De rechtbank zal bij haar beoordeling uitgaan van de keuze die de wetgever heeft gemaakt en niet beoordelen of en zo ja, in hoeverre die keuze een juiste of een wenselijke is geweest. Wel zal de rechtbank in het navolgende ingaan op de verweren die als strekking hebben dat het al dan niet op de Tabakswet gebaseerde rookverbod buiten toepassing moet blijven.
Wettelijke basis voor strafbaarheid; artikel 3 van het Uitvoeringsbesluit
Op grond van artikel 1 van het Wetboek van Strafrecht is geen feit strafbaar dan uit kracht van een daaraan voorafgegane wettelijke strafbepaling. De stelling van de verdediging dat de Minister van Volksgezondheid, Welzijn en Sport (hierna: de Minister) zonder wettelijke basis in artikel 3 van het Uitvoeringsbesluit een rookverbod heeft ingesteld komt in feite neer op de stelling dat er geen wettelijke strafbepaling is.

#### TE DOEN
**A)** Noem alle wetten en besluiten die het fragment over het rookverbod bij naam noemt.
**B)** Geef voor elke bewering aan of ze klopt met het fragment over het rookverbod, met ja of nee en de beslissende woorden letterlijk geciteerd.
(i) De rechtbank beoordeelt of de keuze van de wetgever wenselijk is geweest.
(ii) De verdediging stelt dat de Minister het rookverbod zonder wettelijke basis heeft ingesteld.
(iii) De rechtbank gaat in op de verweren die ertoe strekken dat het rookverbod buiten toepassing moet blijven.
**C)** Vat de alinea die begint met "Op grond van artikel 1" uit het fragment over het rookverbod korter samen, met behoud van de belangrijkste feiten.
Baseer je uitsluitend op het fragment over het rookverbod.

#### BRONGEGEVENS
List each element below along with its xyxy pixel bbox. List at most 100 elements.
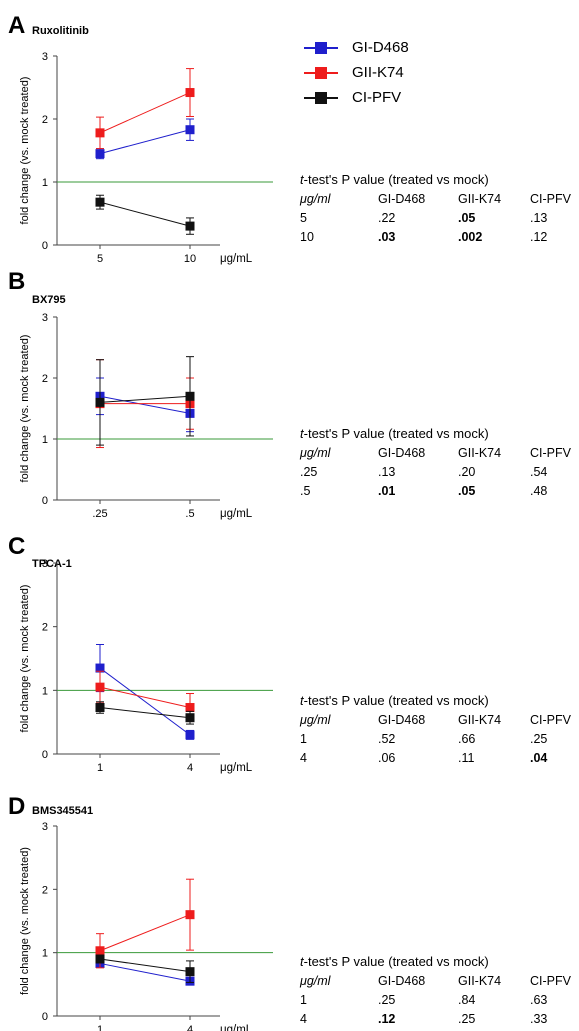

#### ANTWOORDEN PER OPDRACHT
**A)**
- Tabakswet
- Wetboek van Strafrecht
- Uitvoeringsbesluit

**B)**
(i) Nee: "niet beoordelen of en zo ja, in hoeverre die keuze een juiste of een wenselijke is geweest"
(ii) Ja: "zonder wettelijke basis in artikel 3 van het Uitvoeringsbesluit een rookverbod heeft ingesteld"
(iii) Ja: "Wel zal de rechtbank in het navolgende ingaan op de verweren die als strekking hebben dat het al dan niet op de Tabakswet gebaseerde rookverbod buiten toepassing moet blijven"

**C)** Volgens artikel 1 van het Wetboek van Strafrecht is een feit alleen strafbaar op grond van een eerder bestaande wettelijke strafbepaling. De verdediging stelt dat de Minister van Volksgezondheid, Welzijn en Sport het rookverbod in artikel 3 van het Uitvoeringsbesluit zonder wettelijke basis heeft ingesteld. Dat komt neer op de stelling dat er geen wettelijke strafbepaling is.